== Given instruction a ==
Quote the full article on tracepoints word for word.

By Jonathan Corbet
November 30, 2010
Tracepoints are small hooks placed into kernel code; when they are enabled,
they can generate event information which can be consumed through the
ftrace or perf interfaces. These tracepoints are defined via the decidedly
gnarly
TRACE_EVENT() macro which Steven Rostedt nicely
described in detail for LWN earlier this
year. As kernel developers add more tracepoints to the kernel, they are
occasionally finding things which can be improved. One of those seems
relatively simple: what if a tracepoint should only fire some of the time?
Arjan van de Ven recently posted a patch adding
a tracepoint to __mark_inode_dirty(), a function called deep
within the virtual filesystem layer to, surprisingly, mark an inode as
being dirty. Arjan's purpose is to figure out which processes are causing
files to have dirty contents; that will allow tools like PowerTop to tell
laptop users which process is causing their disk to spin up. The only
problem is that some calls to __mark_inode_dirty() are essentially
noise from this point of view; they happen, for example, when an inode is
first created or is being freed. Tracing those calls could create a stream
of useless events which would have to be filtered out by PowerTop, causing
PowerTop itself to require more power. So it is preferable to avoid
creating those events in the first place if possible.

(Spatial annotation entries)
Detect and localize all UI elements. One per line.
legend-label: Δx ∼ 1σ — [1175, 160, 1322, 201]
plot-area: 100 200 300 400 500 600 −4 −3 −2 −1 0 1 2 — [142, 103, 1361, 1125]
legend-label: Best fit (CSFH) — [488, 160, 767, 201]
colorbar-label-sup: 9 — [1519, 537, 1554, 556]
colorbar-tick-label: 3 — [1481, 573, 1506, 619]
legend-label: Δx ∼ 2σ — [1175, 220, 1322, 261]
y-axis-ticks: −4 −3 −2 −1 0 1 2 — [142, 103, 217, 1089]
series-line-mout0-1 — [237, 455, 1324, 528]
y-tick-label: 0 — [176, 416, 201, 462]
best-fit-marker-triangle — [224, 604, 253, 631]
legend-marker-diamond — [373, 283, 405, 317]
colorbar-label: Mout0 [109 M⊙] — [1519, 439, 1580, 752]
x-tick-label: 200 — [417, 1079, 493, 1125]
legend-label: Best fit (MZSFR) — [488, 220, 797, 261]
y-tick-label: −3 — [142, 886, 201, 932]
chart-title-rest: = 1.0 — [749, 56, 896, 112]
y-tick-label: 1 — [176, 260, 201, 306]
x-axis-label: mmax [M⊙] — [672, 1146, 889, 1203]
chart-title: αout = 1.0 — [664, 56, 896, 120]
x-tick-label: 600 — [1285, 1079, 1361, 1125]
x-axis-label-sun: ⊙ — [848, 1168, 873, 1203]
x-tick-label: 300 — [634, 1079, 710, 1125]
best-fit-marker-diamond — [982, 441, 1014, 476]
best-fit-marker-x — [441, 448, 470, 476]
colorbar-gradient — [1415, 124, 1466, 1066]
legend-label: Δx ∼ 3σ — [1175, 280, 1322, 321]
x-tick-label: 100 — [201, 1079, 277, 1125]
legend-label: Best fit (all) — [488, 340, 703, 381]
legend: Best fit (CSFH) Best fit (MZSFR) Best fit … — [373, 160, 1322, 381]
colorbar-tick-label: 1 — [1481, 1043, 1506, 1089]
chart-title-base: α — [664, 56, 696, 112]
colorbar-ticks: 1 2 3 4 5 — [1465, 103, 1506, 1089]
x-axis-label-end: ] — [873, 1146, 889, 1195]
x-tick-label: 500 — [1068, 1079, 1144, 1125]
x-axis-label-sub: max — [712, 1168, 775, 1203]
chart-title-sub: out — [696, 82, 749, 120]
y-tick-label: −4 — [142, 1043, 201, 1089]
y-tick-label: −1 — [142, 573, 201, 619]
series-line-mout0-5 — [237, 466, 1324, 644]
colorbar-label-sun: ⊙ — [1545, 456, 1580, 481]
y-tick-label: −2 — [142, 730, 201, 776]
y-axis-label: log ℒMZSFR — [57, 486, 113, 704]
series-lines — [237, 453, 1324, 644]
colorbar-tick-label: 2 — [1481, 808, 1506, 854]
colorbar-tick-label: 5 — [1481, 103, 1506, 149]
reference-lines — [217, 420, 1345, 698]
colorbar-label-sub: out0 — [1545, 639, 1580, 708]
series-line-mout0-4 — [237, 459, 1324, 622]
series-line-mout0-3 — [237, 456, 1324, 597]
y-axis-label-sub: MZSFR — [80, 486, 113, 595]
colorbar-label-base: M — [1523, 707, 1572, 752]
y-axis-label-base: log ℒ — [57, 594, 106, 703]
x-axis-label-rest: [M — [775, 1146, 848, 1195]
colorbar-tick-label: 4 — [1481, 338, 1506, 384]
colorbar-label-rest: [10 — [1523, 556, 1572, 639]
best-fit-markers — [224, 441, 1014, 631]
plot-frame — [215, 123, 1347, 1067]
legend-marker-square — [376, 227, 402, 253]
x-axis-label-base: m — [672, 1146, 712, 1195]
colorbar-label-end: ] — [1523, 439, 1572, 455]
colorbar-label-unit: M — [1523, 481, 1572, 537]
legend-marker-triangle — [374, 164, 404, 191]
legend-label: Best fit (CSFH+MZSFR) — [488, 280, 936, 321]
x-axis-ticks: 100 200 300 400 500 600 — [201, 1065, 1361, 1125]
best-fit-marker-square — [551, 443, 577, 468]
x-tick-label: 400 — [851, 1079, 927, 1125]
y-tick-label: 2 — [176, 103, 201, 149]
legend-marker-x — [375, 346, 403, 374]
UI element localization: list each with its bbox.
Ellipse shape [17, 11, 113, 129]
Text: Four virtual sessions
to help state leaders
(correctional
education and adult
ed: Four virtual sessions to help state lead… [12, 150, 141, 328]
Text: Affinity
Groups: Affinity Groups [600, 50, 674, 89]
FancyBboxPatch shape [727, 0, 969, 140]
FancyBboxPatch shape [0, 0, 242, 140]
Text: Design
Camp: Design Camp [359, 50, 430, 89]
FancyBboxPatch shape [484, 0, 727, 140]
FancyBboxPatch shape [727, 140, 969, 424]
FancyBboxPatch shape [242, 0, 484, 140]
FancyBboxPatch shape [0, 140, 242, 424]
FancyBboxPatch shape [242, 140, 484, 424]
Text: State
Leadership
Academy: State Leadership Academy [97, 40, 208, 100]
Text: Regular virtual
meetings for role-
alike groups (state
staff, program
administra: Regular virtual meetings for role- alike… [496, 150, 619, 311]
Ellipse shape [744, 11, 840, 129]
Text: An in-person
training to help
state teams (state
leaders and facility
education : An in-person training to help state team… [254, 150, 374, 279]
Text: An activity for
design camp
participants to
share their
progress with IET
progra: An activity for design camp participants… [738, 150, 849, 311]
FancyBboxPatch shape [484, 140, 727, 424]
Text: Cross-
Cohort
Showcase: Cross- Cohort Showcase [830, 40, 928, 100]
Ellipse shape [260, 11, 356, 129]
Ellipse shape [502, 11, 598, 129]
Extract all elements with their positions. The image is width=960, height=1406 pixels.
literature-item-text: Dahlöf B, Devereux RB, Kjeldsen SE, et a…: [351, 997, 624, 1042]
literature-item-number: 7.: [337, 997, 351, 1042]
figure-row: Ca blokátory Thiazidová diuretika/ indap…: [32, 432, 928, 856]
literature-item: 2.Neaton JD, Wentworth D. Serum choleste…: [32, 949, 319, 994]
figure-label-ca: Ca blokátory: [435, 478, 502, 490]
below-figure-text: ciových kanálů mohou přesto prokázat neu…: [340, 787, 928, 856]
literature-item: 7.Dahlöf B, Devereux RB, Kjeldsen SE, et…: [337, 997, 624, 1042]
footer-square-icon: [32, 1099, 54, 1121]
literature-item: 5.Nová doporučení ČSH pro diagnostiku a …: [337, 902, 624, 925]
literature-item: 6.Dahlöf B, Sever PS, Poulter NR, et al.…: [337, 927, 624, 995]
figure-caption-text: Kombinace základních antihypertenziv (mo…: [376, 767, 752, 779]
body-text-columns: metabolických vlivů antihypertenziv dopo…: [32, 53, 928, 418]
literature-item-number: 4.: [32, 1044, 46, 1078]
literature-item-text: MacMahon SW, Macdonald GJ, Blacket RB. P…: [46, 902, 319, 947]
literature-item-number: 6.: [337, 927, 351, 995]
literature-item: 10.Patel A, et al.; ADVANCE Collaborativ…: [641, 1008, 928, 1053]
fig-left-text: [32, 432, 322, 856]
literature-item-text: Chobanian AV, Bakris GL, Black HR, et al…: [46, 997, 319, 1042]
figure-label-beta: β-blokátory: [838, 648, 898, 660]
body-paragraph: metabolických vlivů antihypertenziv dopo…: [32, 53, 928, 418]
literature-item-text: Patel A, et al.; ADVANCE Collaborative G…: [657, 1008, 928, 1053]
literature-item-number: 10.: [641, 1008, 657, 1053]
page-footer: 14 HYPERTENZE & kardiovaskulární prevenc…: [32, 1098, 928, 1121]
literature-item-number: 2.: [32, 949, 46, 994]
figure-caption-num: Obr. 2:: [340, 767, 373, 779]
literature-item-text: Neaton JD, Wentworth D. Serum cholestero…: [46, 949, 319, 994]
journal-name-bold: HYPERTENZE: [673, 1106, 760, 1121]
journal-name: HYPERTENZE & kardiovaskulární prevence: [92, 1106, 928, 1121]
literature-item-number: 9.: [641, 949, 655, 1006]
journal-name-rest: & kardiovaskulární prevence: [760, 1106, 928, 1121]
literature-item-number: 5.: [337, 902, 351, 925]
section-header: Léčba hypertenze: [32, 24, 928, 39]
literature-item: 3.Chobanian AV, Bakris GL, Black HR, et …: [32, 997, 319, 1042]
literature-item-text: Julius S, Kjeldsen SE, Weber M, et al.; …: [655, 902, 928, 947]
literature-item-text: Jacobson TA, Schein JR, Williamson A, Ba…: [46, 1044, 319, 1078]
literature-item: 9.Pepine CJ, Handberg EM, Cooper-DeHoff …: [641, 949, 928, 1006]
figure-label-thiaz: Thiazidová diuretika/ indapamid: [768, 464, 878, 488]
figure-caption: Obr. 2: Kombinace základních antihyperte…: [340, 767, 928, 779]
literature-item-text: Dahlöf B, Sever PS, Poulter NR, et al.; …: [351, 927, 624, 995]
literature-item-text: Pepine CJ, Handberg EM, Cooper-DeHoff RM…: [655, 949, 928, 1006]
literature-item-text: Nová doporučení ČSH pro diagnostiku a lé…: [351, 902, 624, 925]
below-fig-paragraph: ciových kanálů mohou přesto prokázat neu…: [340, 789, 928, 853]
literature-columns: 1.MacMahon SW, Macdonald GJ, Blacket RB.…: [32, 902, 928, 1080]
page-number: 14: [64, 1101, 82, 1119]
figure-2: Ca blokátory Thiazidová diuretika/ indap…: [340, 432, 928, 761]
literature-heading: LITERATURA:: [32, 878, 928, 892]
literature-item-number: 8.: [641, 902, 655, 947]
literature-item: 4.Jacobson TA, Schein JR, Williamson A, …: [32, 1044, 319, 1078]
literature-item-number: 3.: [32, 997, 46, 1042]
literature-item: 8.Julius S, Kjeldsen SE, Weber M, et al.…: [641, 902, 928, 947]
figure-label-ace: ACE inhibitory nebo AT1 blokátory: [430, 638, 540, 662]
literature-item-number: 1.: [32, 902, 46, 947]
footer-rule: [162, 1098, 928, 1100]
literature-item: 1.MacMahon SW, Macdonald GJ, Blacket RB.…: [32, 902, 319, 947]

== Given instruction b ==
Can you print the rows word for word, beginning with the first row and going on through the row that contains "y-tick-label: −3 — [142, 886, 201, 932]", with both ends included and nothing else?

== Final answer a ==
By Jonathan Corbet
November 30, 2010
Tracepoints are small hooks placed into kernel code; when they are enabled,
they can generate event information which can be consumed through the
ftrace or perf interfaces. These tracepoints are defined via the decidedly
gnarly
TRACE_EVENT() macro which Steven Rostedt nicely
described in detail for LWN earlier this
year. As kernel developers add more tracepoints to the kernel, they are
occasionally finding things which can be improved. One of those seems
relatively simple: what if a tracepoint should only fire some of the time?
Arjan van de Ven recently posted a patch adding
a tracepoint to __mark_inode_dirty(), a function called deep
within the virtual filesystem layer to, surprisingly, mark an inode as
being dirty. Arjan's purpose is to figure out which processes are causing
files to have dirty contents; that will allow tools like PowerTop to tell
laptop users which process is causing their disk to spin up. The only
problem is that some calls to __mark_inode_dirty() are essentially
noise from this point of view; they happen, for example, when an inode is
first created or is being freed. Tracing those calls could create a stream
of useless events which would have to be filtered out by PowerTop, causing
PowerTop itself to require more power. So it is preferable to avoid
creating those events in the first place if possible.

== Final answer b ==
Detect and localize all UI elements. One per line.
legend-label: Δx ∼ 1σ — [1175, 160, 1322, 201]
plot-area: 100 200 300 400 500 600 −4 −3 −2 −1 0 1 2 — [142, 103, 1361, 1125]
legend-label: Best fit (CSFH) — [488, 160, 767, 201]
colorbar-label-sup: 9 — [1519, 537, 1554, 556]
colorbar-tick-label: 3 — [1481, 573, 1506, 619]
legend-label: Δx ∼ 2σ — [1175, 220, 1322, 261]
y-axis-ticks: −4 −3 −2 −1 0 1 2 — [142, 103, 217, 1089]
series-line-mout0-1 — [237, 455, 1324, 528]
y-tick-label: 0 — [176, 416, 201, 462]
best-fit-marker-triangle — [224, 604, 253, 631]
legend-marker-diamond — [373, 283, 405, 317]
colorbar-label: Mout0 [109 M⊙] — [1519, 439, 1580, 752]
x-tick-label: 200 — [417, 1079, 493, 1125]
legend-label: Best fit (MZSFR) — [488, 220, 797, 261]
y-tick-label: −3 — [142, 886, 201, 932]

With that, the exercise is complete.